* Start RECORD EXCERPTS *

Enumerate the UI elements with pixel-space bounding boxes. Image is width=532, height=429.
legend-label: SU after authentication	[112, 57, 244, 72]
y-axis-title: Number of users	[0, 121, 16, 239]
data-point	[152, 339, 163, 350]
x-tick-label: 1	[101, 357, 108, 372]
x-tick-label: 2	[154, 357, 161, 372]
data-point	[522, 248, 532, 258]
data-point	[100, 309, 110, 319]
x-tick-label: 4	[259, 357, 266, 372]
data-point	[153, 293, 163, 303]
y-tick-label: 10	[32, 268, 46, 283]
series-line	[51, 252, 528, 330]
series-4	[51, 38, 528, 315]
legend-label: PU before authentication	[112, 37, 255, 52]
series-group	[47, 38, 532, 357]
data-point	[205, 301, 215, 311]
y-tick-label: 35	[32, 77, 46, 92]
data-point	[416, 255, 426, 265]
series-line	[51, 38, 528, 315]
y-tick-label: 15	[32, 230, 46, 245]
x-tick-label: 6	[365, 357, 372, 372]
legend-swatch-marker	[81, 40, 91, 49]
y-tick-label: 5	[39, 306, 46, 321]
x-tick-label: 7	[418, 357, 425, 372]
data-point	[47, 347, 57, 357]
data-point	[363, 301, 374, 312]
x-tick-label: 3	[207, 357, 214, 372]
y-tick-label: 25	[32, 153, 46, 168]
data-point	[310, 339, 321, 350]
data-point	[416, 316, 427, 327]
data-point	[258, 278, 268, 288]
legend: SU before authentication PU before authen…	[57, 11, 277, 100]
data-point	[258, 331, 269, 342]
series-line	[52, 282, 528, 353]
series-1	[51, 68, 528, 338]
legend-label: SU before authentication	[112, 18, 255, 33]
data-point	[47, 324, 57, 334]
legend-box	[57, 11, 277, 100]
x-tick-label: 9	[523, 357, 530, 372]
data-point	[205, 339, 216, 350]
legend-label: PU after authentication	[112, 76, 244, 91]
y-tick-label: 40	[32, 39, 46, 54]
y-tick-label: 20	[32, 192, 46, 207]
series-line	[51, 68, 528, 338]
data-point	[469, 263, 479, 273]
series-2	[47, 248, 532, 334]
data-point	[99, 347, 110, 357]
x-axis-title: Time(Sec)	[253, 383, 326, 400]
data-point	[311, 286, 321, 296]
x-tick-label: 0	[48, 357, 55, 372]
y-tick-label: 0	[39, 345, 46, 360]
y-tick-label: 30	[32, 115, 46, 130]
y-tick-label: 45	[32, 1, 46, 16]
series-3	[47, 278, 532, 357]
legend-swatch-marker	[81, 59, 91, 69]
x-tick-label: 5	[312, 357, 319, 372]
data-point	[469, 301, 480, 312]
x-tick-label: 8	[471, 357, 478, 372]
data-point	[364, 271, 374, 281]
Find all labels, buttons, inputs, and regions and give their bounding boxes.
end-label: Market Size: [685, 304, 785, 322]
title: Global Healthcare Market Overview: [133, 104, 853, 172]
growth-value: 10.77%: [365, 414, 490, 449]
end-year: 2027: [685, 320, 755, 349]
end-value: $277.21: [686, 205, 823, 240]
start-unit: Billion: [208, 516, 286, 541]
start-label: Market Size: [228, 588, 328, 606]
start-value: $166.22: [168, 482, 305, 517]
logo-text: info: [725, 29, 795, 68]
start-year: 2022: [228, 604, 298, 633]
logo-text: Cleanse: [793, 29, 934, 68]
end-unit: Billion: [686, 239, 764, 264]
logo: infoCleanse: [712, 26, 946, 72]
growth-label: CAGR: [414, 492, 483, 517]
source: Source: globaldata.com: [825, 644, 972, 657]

* End RECORD EXCERPTS *

• [DIRECTIONS]
Please gather every line in the material above that contains the word "authentication".

• [RESULT FOR THIS EXERCISE]
legend-label: SU after authentication	[112, 57, 244, 72]
legend-label: PU before authentication	[112, 37, 255, 52]
legend: SU before authentication PU before authen…	[57, 11, 277, 100]
legend-label: SU before authentication	[112, 18, 255, 33]
legend-label: PU after authentication	[112, 76, 244, 91]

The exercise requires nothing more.